* _WHAT IS REQUIRED_
Skip the images and copy each record exactly as written.

____

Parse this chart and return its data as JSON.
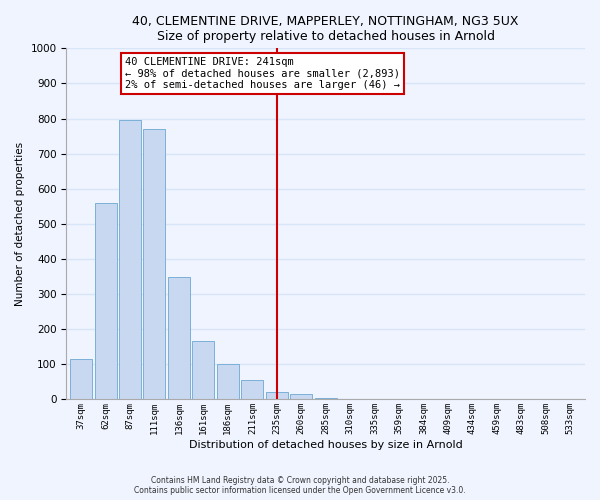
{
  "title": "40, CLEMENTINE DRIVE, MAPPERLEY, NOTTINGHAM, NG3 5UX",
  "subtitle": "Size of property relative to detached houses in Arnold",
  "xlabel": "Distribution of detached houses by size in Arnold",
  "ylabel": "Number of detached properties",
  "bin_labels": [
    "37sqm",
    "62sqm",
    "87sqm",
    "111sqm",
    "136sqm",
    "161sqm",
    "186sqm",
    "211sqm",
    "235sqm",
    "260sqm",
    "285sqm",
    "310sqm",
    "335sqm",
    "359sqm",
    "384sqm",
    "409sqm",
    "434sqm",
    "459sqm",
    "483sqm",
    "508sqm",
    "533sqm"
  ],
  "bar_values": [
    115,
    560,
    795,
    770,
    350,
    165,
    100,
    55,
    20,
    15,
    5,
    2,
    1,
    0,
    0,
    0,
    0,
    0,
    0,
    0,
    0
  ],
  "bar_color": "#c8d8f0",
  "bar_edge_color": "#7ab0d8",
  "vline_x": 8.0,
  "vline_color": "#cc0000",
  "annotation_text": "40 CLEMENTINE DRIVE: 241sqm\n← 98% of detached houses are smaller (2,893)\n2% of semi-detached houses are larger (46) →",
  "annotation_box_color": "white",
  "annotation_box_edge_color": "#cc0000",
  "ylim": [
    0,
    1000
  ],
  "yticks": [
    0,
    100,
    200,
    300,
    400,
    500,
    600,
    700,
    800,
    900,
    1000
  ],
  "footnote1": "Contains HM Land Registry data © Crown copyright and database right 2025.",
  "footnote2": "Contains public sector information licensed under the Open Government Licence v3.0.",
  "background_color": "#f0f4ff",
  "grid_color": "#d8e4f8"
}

____

* _EXERCISE ANSWER_
Parse this chart and return its data as JSON.
{
  "title": "40, CLEMENTINE DRIVE, MAPPERLEY, NOTTINGHAM, NG3 5UX",
  "subtitle": "Size of property relative to detached houses in Arnold",
  "xlabel": "Distribution of detached houses by size in Arnold",
  "ylabel": "Number of detached properties",
  "bin_labels": [
    "37sqm",
    "62sqm",
    "87sqm",
    "111sqm",
    "136sqm",
    "161sqm",
    "186sqm",
    "211sqm",
    "235sqm",
    "260sqm",
    "285sqm",
    "310sqm",
    "335sqm",
    "359sqm",
    "384sqm",
    "409sqm",
    "434sqm",
    "459sqm",
    "483sqm",
    "508sqm",
    "533sqm"
  ],
  "bar_values": [
    115,
    560,
    795,
    770,
    350,
    165,
    100,
    55,
    20,
    15,
    5,
    2,
    1,
    0,
    0,
    0,
    0,
    0,
    0,
    0,
    0
  ],
  "bar_color": "#c8d8f0",
  "bar_edge_color": "#7ab0d8",
  "vline_x": 8.0,
  "vline_color": "#cc0000",
  "annotation_text": "40 CLEMENTINE DRIVE: 241sqm\n← 98% of detached houses are smaller (2,893)\n2% of semi-detached houses are larger (46) →",
  "annotation_box_color": "white",
  "annotation_box_edge_color": "#cc0000",
  "ylim": [
    0,
    1000
  ],
  "yticks": [
    0,
    100,
    200,
    300,
    400,
    500,
    600,
    700,
    800,
    900,
    1000
  ],
  "footnote1": "Contains HM Land Registry data © Crown copyright and database right 2025.",
  "footnote2": "Contains public sector information licensed under the Open Government Licence v3.0.",
  "background_color": "#f0f4ff",
  "grid_color": "#d8e4f8"
}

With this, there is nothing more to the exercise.